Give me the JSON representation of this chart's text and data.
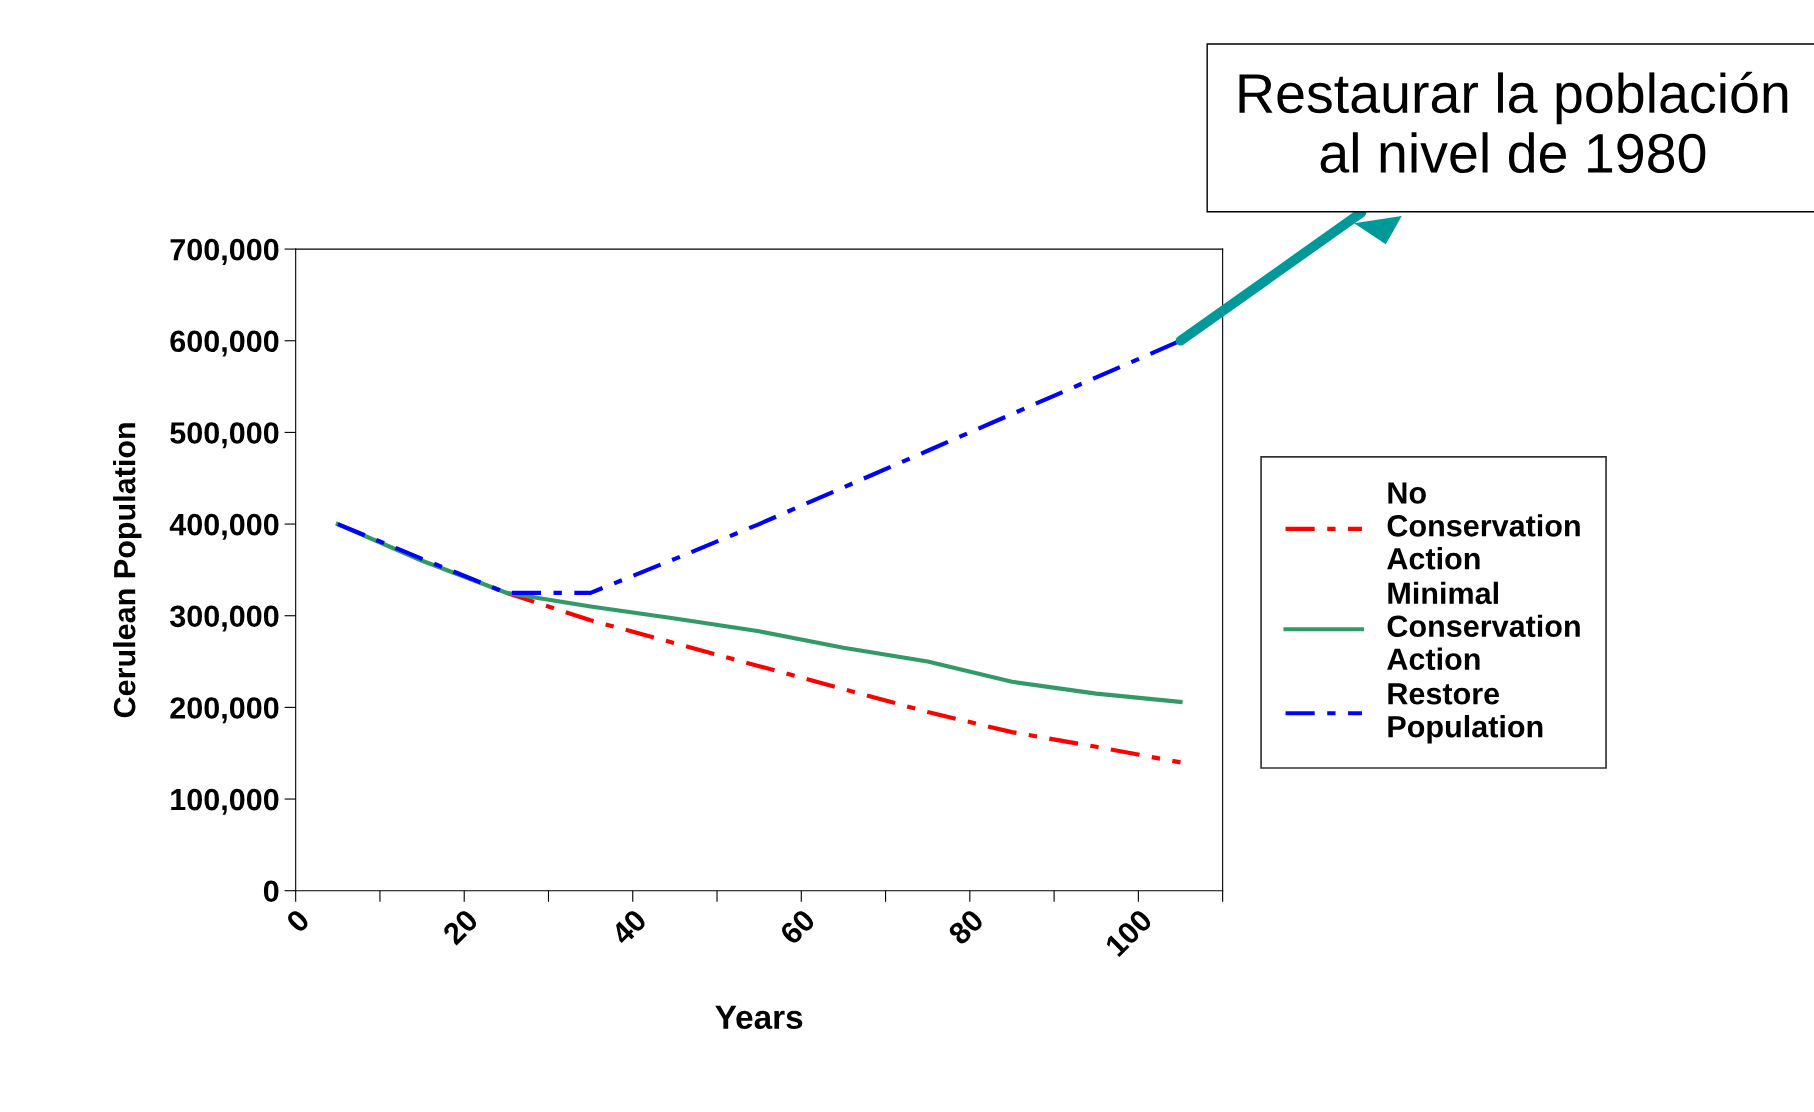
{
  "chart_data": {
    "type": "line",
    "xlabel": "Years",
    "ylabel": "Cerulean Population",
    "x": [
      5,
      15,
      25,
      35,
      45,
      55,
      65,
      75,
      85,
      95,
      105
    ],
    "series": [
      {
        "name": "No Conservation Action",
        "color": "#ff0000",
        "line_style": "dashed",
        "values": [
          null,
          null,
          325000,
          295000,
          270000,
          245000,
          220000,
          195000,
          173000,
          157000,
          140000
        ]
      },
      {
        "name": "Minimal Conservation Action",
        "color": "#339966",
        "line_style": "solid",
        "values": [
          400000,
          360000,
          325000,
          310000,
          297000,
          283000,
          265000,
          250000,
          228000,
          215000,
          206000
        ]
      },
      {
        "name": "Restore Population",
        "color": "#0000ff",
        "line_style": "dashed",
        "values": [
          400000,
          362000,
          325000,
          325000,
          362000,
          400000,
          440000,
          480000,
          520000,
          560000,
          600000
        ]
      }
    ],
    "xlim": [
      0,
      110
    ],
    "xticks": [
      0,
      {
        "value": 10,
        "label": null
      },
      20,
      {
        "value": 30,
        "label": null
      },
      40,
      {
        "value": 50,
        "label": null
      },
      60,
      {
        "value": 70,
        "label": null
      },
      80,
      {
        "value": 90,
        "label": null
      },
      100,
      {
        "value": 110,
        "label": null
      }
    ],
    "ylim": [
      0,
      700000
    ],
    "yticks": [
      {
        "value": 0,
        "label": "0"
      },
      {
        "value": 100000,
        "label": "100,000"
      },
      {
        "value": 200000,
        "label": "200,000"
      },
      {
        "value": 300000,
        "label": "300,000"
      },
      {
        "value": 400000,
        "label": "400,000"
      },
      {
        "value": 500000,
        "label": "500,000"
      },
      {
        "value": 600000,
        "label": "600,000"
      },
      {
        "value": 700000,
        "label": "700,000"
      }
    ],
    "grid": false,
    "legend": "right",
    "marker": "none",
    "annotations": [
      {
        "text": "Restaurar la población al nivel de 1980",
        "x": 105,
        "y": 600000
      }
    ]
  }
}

══════════════════════════════

## Exercise brief
Copy all lines from the data that hold the word "Population".

## Output for this task
    "ylabel": "Cerulean Population",
        "name": "Restore Population",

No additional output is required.